(WORK INSTRUCTIONS): Write out all the entries word for word, but skip any images.

◆ ◆ ◆ ◆ ◆ ◆ ◆

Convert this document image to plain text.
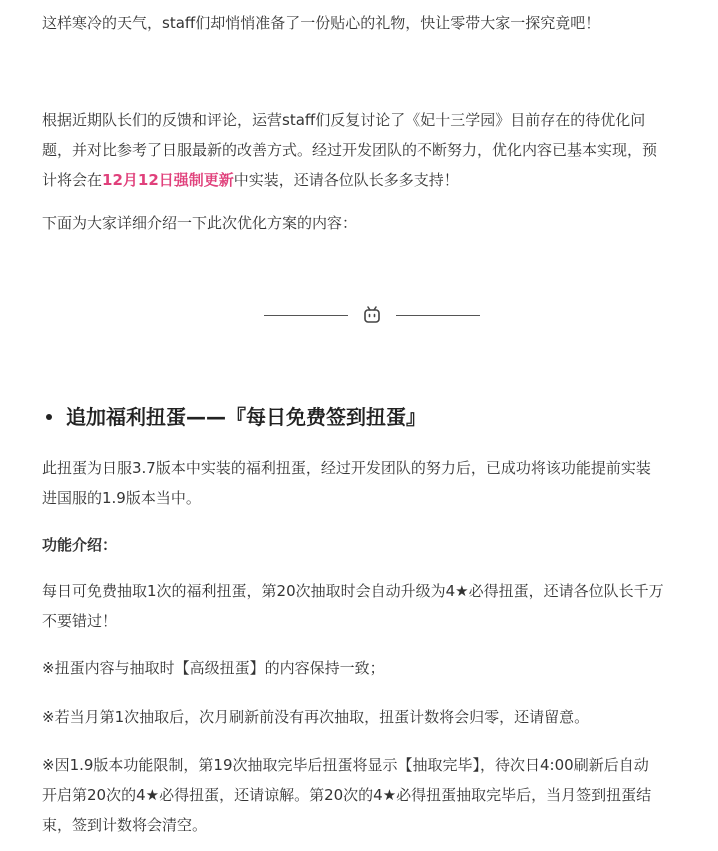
这样寒冷的天气，staff们却悄悄准备了一份贴心的礼物，快让零带大家一探究竟吧！

根据近期队长们的反馈和评论，运营staff们反复讨论了《妃十三学园》目前存在的待优化问
题，并对比参考了日服最新的改善方式。经过开发团队的不断努力，优化内容已基本实现，预
计将会在12月12日强制更新中实装，还请各位队长多多支持！

下面为大家详细介绍一下此次优化方案的内容：

追加福利扭蛋——『每日免费签到扭蛋』

此扭蛋为日服3.7版本中实装的福利扭蛋，经过开发团队的努力后，已成功将该功能提前实装
进国服的1.9版本当中。

功能介绍：

每日可免费抽取1次的福利扭蛋，第20次抽取时会自动升级为4★必得扭蛋，还请各位队长千万
不要错过！

※扭蛋内容与抽取时【高级扭蛋】的内容保持一致；

※若当月第1次抽取后，次月刷新前没有再次抽取，扭蛋计数将会归零，还请留意。

※因1.9版本功能限制，第19次抽取完毕后扭蛋将显示【抽取完毕】，待次日4:00刷新后自动
开启第20次的4★必得扭蛋，还请谅解。第20次的4★必得扭蛋抽取完毕后，当月签到扭蛋结
束，签到计数将会清空。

◆ ◆ ◆ ◆ ◆ ◆ ◆

(TASK SOLUTION):
Convert this document image to plain text.
这样寒冷的天气，staff们却悄悄准备了一份贴心的礼物，快让零带大家一探究竟吧！

根据近期队长们的反馈和评论，运营staff们反复讨论了《妃十三学园》目前存在的待优化问
题，并对比参考了日服最新的改善方式。经过开发团队的不断努力，优化内容已基本实现，预
计将会在12月12日强制更新中实装，还请各位队长多多支持！

下面为大家详细介绍一下此次优化方案的内容：

追加福利扭蛋——『每日免费签到扭蛋』

此扭蛋为日服3.7版本中实装的福利扭蛋，经过开发团队的努力后，已成功将该功能提前实装
进国服的1.9版本当中。

功能介绍：

每日可免费抽取1次的福利扭蛋，第20次抽取时会自动升级为4★必得扭蛋，还请各位队长千万
不要错过！

※扭蛋内容与抽取时【高级扭蛋】的内容保持一致；

※若当月第1次抽取后，次月刷新前没有再次抽取，扭蛋计数将会归零，还请留意。

※因1.9版本功能限制，第19次抽取完毕后扭蛋将显示【抽取完毕】，待次日4:00刷新后自动
开启第20次的4★必得扭蛋，还请谅解。第20次的4★必得扭蛋抽取完毕后，当月签到扭蛋结
束，签到计数将会清空。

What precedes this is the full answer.